** start **
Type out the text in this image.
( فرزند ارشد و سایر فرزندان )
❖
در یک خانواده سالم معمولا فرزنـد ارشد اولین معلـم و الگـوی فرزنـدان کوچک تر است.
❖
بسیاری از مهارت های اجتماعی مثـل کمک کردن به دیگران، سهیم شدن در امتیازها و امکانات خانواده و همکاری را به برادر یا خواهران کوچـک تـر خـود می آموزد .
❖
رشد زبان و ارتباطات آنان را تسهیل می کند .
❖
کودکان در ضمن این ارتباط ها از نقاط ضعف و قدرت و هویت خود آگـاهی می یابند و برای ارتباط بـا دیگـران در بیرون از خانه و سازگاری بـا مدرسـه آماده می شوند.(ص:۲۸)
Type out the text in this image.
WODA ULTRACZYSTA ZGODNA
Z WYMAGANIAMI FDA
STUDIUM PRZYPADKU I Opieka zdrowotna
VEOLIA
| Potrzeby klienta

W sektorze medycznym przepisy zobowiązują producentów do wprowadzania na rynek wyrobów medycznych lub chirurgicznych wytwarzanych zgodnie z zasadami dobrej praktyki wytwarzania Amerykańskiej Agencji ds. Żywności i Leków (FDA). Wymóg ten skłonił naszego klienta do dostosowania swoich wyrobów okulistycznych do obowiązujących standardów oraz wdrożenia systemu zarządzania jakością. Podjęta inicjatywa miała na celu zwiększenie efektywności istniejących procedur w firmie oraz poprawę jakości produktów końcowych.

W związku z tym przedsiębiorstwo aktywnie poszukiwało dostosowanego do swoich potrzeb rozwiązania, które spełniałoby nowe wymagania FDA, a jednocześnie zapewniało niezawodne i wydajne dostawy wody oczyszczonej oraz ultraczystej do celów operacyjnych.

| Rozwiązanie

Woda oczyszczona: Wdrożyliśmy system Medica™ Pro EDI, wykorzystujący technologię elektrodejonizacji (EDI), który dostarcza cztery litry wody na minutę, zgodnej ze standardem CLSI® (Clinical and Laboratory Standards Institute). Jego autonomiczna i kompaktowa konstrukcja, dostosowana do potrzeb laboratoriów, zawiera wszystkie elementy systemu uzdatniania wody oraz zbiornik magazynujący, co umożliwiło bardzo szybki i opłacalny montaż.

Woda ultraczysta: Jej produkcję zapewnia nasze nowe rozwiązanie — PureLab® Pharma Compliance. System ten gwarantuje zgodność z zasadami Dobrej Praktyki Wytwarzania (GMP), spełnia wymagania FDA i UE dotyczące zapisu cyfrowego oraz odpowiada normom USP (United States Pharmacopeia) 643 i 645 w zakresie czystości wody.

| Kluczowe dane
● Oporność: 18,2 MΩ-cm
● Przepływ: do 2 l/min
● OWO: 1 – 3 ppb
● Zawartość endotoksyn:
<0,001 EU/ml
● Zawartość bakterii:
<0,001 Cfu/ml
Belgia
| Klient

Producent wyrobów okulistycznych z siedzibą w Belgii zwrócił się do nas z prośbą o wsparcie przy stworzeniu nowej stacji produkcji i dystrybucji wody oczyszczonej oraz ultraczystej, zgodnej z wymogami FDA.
** end **
▸ **Goal**: Output the records above in their entirety, exactly.

▸ **Solution for this exercise**:
Type out the text in this image.
( فرزند ارشد و سایر فرزندان )
❖
در یک خانواده سالم معمولا فرزنـد ارشد اولین معلـم و الگـوی فرزنـدان کوچک تر است.
❖
بسیاری از مهارت های اجتماعی مثـل کمک کردن به دیگران، سهیم شدن در امتیازها و امکانات خانواده و همکاری را به برادر یا خواهران کوچـک تـر خـود می آموزد .
❖
رشد زبان و ارتباطات آنان را تسهیل می کند .
❖
کودکان در ضمن این ارتباط ها از نقاط ضعف و قدرت و هویت خود آگـاهی می یابند و برای ارتباط بـا دیگـران در بیرون از خانه و سازگاری بـا مدرسـه آماده می شوند.(ص:۲۸)
Type out the text in this image.
WODA ULTRACZYSTA ZGODNA
Z WYMAGANIAMI FDA
STUDIUM PRZYPADKU I Opieka zdrowotna
VEOLIA
| Potrzeby klienta

W sektorze medycznym przepisy zobowiązują producentów do wprowadzania na rynek wyrobów medycznych lub chirurgicznych wytwarzanych zgodnie z zasadami dobrej praktyki wytwarzania Amerykańskiej Agencji ds. Żywności i Leków (FDA). Wymóg ten skłonił naszego klienta do dostosowania swoich wyrobów okulistycznych do obowiązujących standardów oraz wdrożenia systemu zarządzania jakością. Podjęta inicjatywa miała na celu zwiększenie efektywności istniejących procedur w firmie oraz poprawę jakości produktów końcowych.

W związku z tym przedsiębiorstwo aktywnie poszukiwało dostosowanego do swoich potrzeb rozwiązania, które spełniałoby nowe wymagania FDA, a jednocześnie zapewniało niezawodne i wydajne dostawy wody oczyszczonej oraz ultraczystej do celów operacyjnych.

| Rozwiązanie

Woda oczyszczona: Wdrożyliśmy system Medica™ Pro EDI, wykorzystujący technologię elektrodejonizacji (EDI), który dostarcza cztery litry wody na minutę, zgodnej ze standardem CLSI® (Clinical and Laboratory Standards Institute). Jego autonomiczna i kompaktowa konstrukcja, dostosowana do potrzeb laboratoriów, zawiera wszystkie elementy systemu uzdatniania wody oraz zbiornik magazynujący, co umożliwiło bardzo szybki i opłacalny montaż.

Woda ultraczysta: Jej produkcję zapewnia nasze nowe rozwiązanie — PureLab® Pharma Compliance. System ten gwarantuje zgodność z zasadami Dobrej Praktyki Wytwarzania (GMP), spełnia wymagania FDA i UE dotyczące zapisu cyfrowego oraz odpowiada normom USP (United States Pharmacopeia) 643 i 645 w zakresie czystości wody.

| Kluczowe dane
● Oporność: 18,2 MΩ-cm
● Przepływ: do 2 l/min
● OWO: 1 – 3 ppb
● Zawartość endotoksyn:
<0,001 EU/ml
● Zawartość bakterii:
<0,001 Cfu/ml
Belgia
| Klient

Producent wyrobów okulistycznych z siedzibą w Belgii zwrócił się do nas z prośbą o wsparcie przy stworzeniu nowej stacji produkcji i dystrybucji wody oczyszczonej oraz ultraczystej, zgodnej z wymogami FDA.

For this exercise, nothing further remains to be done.